Pull every line of the entries that has the word "image".

## PROVIDED DATA
++++

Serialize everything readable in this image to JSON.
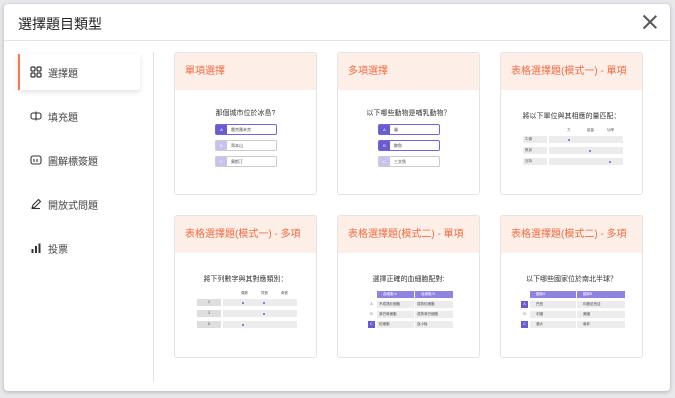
{
  "modal": {
    "title": "選擇題目類型"
  },
  "sidebar": {
    "items": [
      {
        "label": "選擇題",
        "icon": "grid-squares-icon"
      },
      {
        "label": "填充題",
        "icon": "input-box-icon"
      },
      {
        "label": "圖解標簽題",
        "icon": "image-label-icon"
      },
      {
        "label": "開放式問題",
        "icon": "pencil-icon"
      },
      {
        "label": "投票",
        "icon": "bar-chart-icon"
      }
    ]
  },
  "cards": [
    {
      "title": "單項選擇",
      "question": "那個城市位於冰島?",
      "options": [
        {
          "letter": "A",
          "text": "雷克雅未克",
          "selected": true
        },
        {
          "letter": "B",
          "text": "哥本山",
          "selected": false
        },
        {
          "letter": "C",
          "text": "奧斯汀",
          "selected": false
        }
      ]
    },
    {
      "title": "多項選擇",
      "question": "以下哪些動物是哺乳動物？",
      "options": [
        {
          "letter": "A",
          "text": "貓",
          "selected": true
        },
        {
          "letter": "B",
          "text": "鯨魚",
          "selected": true
        },
        {
          "letter": "C",
          "text": "三文魚",
          "selected": false
        }
      ]
    },
    {
      "title": "表格選擇題(模式一) - 單項",
      "question": "將以下單位與其相應的量匹配：",
      "columns": [
        "力",
        "能量",
        "功率"
      ],
      "rows": [
        {
          "label": "牛頓",
          "checked": 0
        },
        {
          "label": "焦耳",
          "checked": 1
        },
        {
          "label": "瓦特",
          "checked": 2
        }
      ]
    },
    {
      "title": "表格選擇題(模式一) - 多項",
      "question": "將下列數字與其對應類別：",
      "columns": [
        "偶數",
        "質數",
        "奇數"
      ],
      "rows": [
        {
          "label": "2",
          "checked": [
            0,
            1
          ]
        },
        {
          "label": "3",
          "checked": [
            1
          ]
        },
        {
          "label": "8",
          "checked": [
            0
          ]
        }
      ]
    },
    {
      "title": "表格選擇題(模式二) - 單項",
      "question": "選擇正確的血細胞配對:",
      "header_left": "血細胞 A",
      "header_right": "血細胞 B",
      "rows": [
        {
          "letter": "A",
          "left": "不成熟紅細胞",
          "right": "成熟紅細胞",
          "on": false
        },
        {
          "letter": "B",
          "left": "淋巴母細胞",
          "right": "成熟淋巴細胞",
          "on": false
        },
        {
          "letter": "C",
          "left": "紅細胞",
          "right": "血小板",
          "on": true
        }
      ]
    },
    {
      "title": "表格選擇題(模式二) - 多項",
      "question": "以下哪些國家位於南北半球？",
      "header_left": "國家A",
      "header_right": "國家B",
      "rows": [
        {
          "letter": "A",
          "left": "巴西",
          "right": "印度尼西亞",
          "on": true
        },
        {
          "letter": "B",
          "left": "中國",
          "right": "美國",
          "on": false
        },
        {
          "letter": "C",
          "left": "澳大",
          "right": "南非",
          "on": true
        }
      ]
    }
  ]
}
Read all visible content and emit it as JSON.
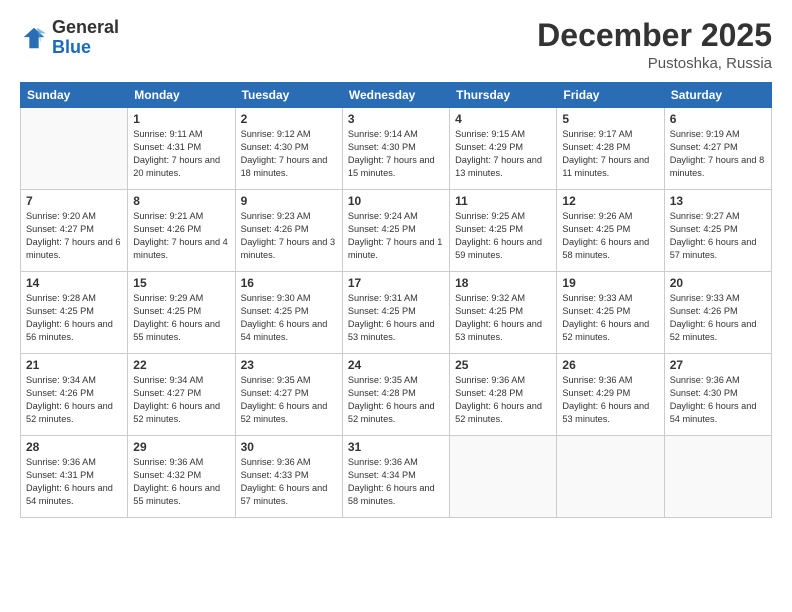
{
  "logo": {
    "general": "General",
    "blue": "Blue"
  },
  "title": "December 2025",
  "subtitle": "Pustoshka, Russia",
  "weekdays": [
    "Sunday",
    "Monday",
    "Tuesday",
    "Wednesday",
    "Thursday",
    "Friday",
    "Saturday"
  ],
  "weeks": [
    [
      {
        "day": "",
        "sunrise": "",
        "sunset": "",
        "daylight": ""
      },
      {
        "day": "1",
        "sunrise": "Sunrise: 9:11 AM",
        "sunset": "Sunset: 4:31 PM",
        "daylight": "Daylight: 7 hours and 20 minutes."
      },
      {
        "day": "2",
        "sunrise": "Sunrise: 9:12 AM",
        "sunset": "Sunset: 4:30 PM",
        "daylight": "Daylight: 7 hours and 18 minutes."
      },
      {
        "day": "3",
        "sunrise": "Sunrise: 9:14 AM",
        "sunset": "Sunset: 4:30 PM",
        "daylight": "Daylight: 7 hours and 15 minutes."
      },
      {
        "day": "4",
        "sunrise": "Sunrise: 9:15 AM",
        "sunset": "Sunset: 4:29 PM",
        "daylight": "Daylight: 7 hours and 13 minutes."
      },
      {
        "day": "5",
        "sunrise": "Sunrise: 9:17 AM",
        "sunset": "Sunset: 4:28 PM",
        "daylight": "Daylight: 7 hours and 11 minutes."
      },
      {
        "day": "6",
        "sunrise": "Sunrise: 9:19 AM",
        "sunset": "Sunset: 4:27 PM",
        "daylight": "Daylight: 7 hours and 8 minutes."
      }
    ],
    [
      {
        "day": "7",
        "sunrise": "Sunrise: 9:20 AM",
        "sunset": "Sunset: 4:27 PM",
        "daylight": "Daylight: 7 hours and 6 minutes."
      },
      {
        "day": "8",
        "sunrise": "Sunrise: 9:21 AM",
        "sunset": "Sunset: 4:26 PM",
        "daylight": "Daylight: 7 hours and 4 minutes."
      },
      {
        "day": "9",
        "sunrise": "Sunrise: 9:23 AM",
        "sunset": "Sunset: 4:26 PM",
        "daylight": "Daylight: 7 hours and 3 minutes."
      },
      {
        "day": "10",
        "sunrise": "Sunrise: 9:24 AM",
        "sunset": "Sunset: 4:25 PM",
        "daylight": "Daylight: 7 hours and 1 minute."
      },
      {
        "day": "11",
        "sunrise": "Sunrise: 9:25 AM",
        "sunset": "Sunset: 4:25 PM",
        "daylight": "Daylight: 6 hours and 59 minutes."
      },
      {
        "day": "12",
        "sunrise": "Sunrise: 9:26 AM",
        "sunset": "Sunset: 4:25 PM",
        "daylight": "Daylight: 6 hours and 58 minutes."
      },
      {
        "day": "13",
        "sunrise": "Sunrise: 9:27 AM",
        "sunset": "Sunset: 4:25 PM",
        "daylight": "Daylight: 6 hours and 57 minutes."
      }
    ],
    [
      {
        "day": "14",
        "sunrise": "Sunrise: 9:28 AM",
        "sunset": "Sunset: 4:25 PM",
        "daylight": "Daylight: 6 hours and 56 minutes."
      },
      {
        "day": "15",
        "sunrise": "Sunrise: 9:29 AM",
        "sunset": "Sunset: 4:25 PM",
        "daylight": "Daylight: 6 hours and 55 minutes."
      },
      {
        "day": "16",
        "sunrise": "Sunrise: 9:30 AM",
        "sunset": "Sunset: 4:25 PM",
        "daylight": "Daylight: 6 hours and 54 minutes."
      },
      {
        "day": "17",
        "sunrise": "Sunrise: 9:31 AM",
        "sunset": "Sunset: 4:25 PM",
        "daylight": "Daylight: 6 hours and 53 minutes."
      },
      {
        "day": "18",
        "sunrise": "Sunrise: 9:32 AM",
        "sunset": "Sunset: 4:25 PM",
        "daylight": "Daylight: 6 hours and 53 minutes."
      },
      {
        "day": "19",
        "sunrise": "Sunrise: 9:33 AM",
        "sunset": "Sunset: 4:25 PM",
        "daylight": "Daylight: 6 hours and 52 minutes."
      },
      {
        "day": "20",
        "sunrise": "Sunrise: 9:33 AM",
        "sunset": "Sunset: 4:26 PM",
        "daylight": "Daylight: 6 hours and 52 minutes."
      }
    ],
    [
      {
        "day": "21",
        "sunrise": "Sunrise: 9:34 AM",
        "sunset": "Sunset: 4:26 PM",
        "daylight": "Daylight: 6 hours and 52 minutes."
      },
      {
        "day": "22",
        "sunrise": "Sunrise: 9:34 AM",
        "sunset": "Sunset: 4:27 PM",
        "daylight": "Daylight: 6 hours and 52 minutes."
      },
      {
        "day": "23",
        "sunrise": "Sunrise: 9:35 AM",
        "sunset": "Sunset: 4:27 PM",
        "daylight": "Daylight: 6 hours and 52 minutes."
      },
      {
        "day": "24",
        "sunrise": "Sunrise: 9:35 AM",
        "sunset": "Sunset: 4:28 PM",
        "daylight": "Daylight: 6 hours and 52 minutes."
      },
      {
        "day": "25",
        "sunrise": "Sunrise: 9:36 AM",
        "sunset": "Sunset: 4:28 PM",
        "daylight": "Daylight: 6 hours and 52 minutes."
      },
      {
        "day": "26",
        "sunrise": "Sunrise: 9:36 AM",
        "sunset": "Sunset: 4:29 PM",
        "daylight": "Daylight: 6 hours and 53 minutes."
      },
      {
        "day": "27",
        "sunrise": "Sunrise: 9:36 AM",
        "sunset": "Sunset: 4:30 PM",
        "daylight": "Daylight: 6 hours and 54 minutes."
      }
    ],
    [
      {
        "day": "28",
        "sunrise": "Sunrise: 9:36 AM",
        "sunset": "Sunset: 4:31 PM",
        "daylight": "Daylight: 6 hours and 54 minutes."
      },
      {
        "day": "29",
        "sunrise": "Sunrise: 9:36 AM",
        "sunset": "Sunset: 4:32 PM",
        "daylight": "Daylight: 6 hours and 55 minutes."
      },
      {
        "day": "30",
        "sunrise": "Sunrise: 9:36 AM",
        "sunset": "Sunset: 4:33 PM",
        "daylight": "Daylight: 6 hours and 57 minutes."
      },
      {
        "day": "31",
        "sunrise": "Sunrise: 9:36 AM",
        "sunset": "Sunset: 4:34 PM",
        "daylight": "Daylight: 6 hours and 58 minutes."
      },
      {
        "day": "",
        "sunrise": "",
        "sunset": "",
        "daylight": ""
      },
      {
        "day": "",
        "sunrise": "",
        "sunset": "",
        "daylight": ""
      },
      {
        "day": "",
        "sunrise": "",
        "sunset": "",
        "daylight": ""
      }
    ]
  ]
}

++++

## FINISHED ANSWER
Serialize everything readable in this image to JSON.
        "icon": "image-label-icon"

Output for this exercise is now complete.